* Start *

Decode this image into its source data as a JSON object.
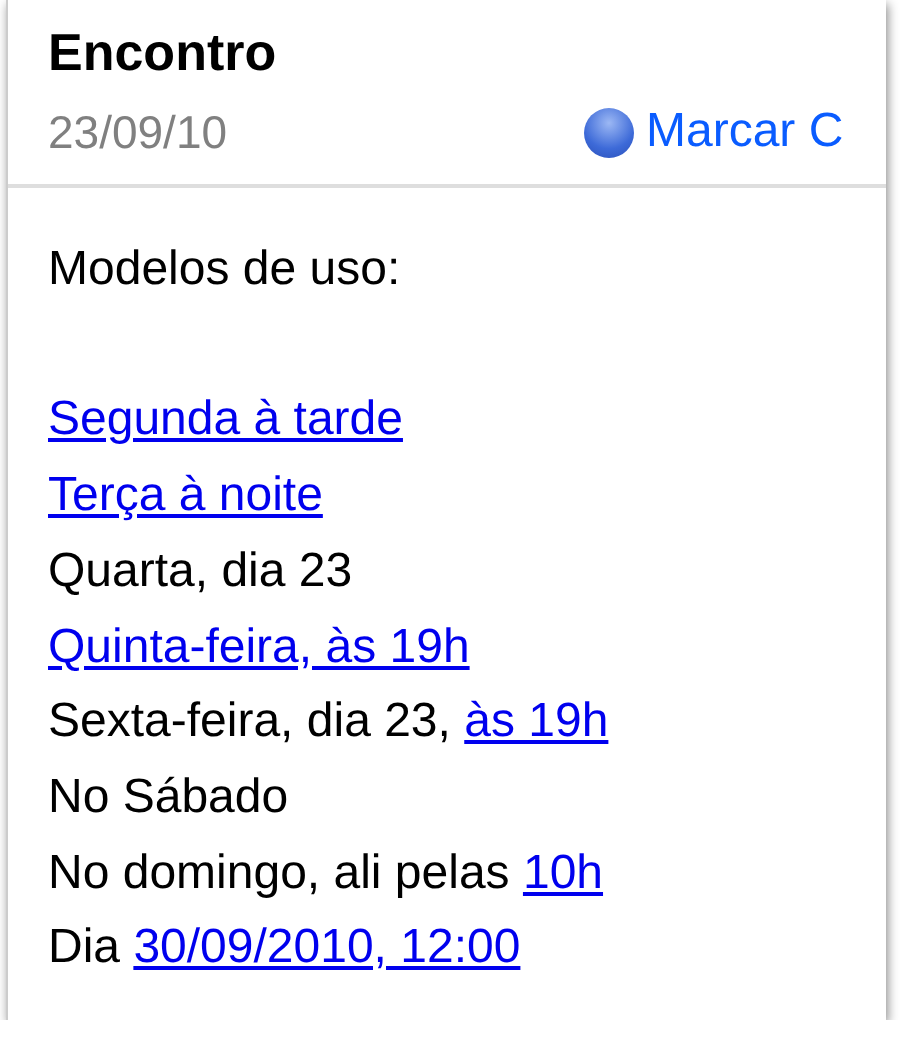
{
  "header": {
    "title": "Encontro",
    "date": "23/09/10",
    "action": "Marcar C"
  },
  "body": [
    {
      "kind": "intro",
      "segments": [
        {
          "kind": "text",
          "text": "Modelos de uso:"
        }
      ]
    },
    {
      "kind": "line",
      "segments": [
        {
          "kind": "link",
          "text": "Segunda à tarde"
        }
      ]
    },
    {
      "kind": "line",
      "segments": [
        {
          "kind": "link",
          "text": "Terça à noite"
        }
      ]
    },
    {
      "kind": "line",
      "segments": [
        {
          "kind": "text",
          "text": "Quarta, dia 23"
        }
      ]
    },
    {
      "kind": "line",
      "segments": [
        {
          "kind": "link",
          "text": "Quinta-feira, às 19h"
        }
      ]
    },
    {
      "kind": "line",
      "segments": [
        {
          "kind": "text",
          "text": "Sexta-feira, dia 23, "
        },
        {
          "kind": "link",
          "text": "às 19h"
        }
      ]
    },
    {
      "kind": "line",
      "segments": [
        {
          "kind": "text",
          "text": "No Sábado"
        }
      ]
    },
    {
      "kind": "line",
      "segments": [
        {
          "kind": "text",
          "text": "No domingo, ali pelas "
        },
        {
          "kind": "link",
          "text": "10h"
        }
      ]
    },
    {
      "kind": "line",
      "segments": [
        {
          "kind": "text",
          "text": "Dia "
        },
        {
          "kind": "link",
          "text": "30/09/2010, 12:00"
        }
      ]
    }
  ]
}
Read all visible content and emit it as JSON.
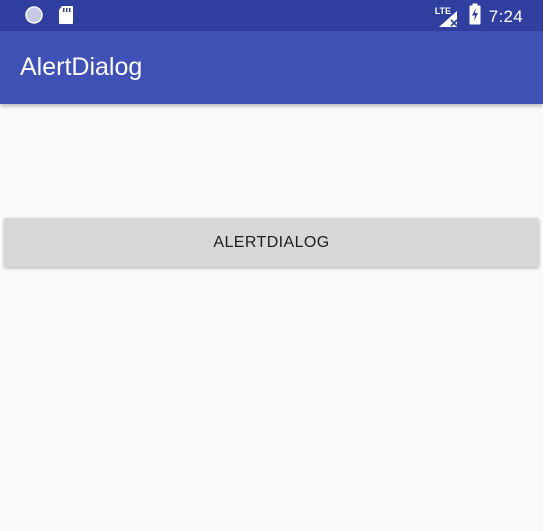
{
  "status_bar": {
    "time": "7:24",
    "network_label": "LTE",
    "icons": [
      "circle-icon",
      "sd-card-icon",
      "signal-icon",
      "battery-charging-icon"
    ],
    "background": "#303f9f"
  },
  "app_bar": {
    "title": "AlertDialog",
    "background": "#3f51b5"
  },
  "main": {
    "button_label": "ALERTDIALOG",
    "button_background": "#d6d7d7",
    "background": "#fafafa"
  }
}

* End *
* Start *

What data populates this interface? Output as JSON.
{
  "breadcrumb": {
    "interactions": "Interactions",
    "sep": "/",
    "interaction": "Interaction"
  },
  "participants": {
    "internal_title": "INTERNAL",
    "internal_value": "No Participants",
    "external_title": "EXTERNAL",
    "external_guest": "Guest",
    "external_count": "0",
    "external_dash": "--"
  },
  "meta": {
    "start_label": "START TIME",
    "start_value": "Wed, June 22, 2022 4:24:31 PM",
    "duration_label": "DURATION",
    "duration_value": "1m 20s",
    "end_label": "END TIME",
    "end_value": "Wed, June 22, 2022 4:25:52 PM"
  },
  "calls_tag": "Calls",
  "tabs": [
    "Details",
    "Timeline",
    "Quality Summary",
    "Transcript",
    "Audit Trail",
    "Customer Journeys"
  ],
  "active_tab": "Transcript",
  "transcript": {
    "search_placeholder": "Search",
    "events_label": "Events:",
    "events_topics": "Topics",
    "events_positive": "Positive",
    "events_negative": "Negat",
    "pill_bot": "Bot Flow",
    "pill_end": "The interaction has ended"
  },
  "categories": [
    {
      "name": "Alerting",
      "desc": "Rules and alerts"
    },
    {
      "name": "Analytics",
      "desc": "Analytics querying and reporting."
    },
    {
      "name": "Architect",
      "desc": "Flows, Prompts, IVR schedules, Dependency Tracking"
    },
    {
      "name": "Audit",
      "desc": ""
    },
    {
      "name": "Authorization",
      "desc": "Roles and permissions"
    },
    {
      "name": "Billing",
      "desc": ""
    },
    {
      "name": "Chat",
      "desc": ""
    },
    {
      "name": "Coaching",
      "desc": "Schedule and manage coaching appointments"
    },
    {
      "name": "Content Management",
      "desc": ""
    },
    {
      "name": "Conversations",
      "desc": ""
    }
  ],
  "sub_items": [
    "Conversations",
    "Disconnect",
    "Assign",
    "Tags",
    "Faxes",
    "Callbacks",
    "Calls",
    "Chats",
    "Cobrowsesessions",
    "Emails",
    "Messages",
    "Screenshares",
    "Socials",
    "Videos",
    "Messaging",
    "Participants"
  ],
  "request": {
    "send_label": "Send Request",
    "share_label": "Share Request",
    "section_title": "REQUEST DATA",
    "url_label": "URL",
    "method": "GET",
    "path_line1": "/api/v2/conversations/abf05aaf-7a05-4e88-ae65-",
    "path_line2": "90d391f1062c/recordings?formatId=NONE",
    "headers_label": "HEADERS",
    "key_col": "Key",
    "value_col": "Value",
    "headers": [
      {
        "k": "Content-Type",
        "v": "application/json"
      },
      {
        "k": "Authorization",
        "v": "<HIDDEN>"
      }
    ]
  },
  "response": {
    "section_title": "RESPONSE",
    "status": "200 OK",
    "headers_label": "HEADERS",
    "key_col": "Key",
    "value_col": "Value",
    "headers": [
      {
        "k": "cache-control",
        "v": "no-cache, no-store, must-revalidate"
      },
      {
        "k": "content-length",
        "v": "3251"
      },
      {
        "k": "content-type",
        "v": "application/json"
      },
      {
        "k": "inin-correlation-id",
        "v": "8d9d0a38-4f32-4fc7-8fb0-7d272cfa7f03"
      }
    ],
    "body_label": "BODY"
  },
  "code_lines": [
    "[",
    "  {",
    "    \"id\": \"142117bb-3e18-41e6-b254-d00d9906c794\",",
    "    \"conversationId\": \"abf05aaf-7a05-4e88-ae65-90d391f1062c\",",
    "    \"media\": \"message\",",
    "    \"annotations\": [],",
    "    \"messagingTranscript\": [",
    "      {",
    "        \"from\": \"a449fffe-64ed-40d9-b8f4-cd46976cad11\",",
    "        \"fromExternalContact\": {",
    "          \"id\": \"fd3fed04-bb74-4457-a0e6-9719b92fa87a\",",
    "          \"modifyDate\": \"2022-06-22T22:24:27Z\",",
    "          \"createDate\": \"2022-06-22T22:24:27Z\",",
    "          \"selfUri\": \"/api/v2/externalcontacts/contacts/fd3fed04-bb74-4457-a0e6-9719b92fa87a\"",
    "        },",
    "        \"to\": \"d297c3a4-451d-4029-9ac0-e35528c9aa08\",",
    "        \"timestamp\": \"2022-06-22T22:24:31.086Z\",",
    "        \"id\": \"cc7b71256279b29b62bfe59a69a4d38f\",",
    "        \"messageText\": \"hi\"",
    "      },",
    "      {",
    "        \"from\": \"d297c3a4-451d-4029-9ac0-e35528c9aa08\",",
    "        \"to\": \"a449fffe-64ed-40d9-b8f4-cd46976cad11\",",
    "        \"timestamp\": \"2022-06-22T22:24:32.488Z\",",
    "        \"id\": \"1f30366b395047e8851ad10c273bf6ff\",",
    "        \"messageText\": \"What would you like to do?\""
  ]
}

* End *

The answer is the number of lines in the preceding material that hold "June"; write that number and nothing else.

OUTPUT OF THE TASK => 2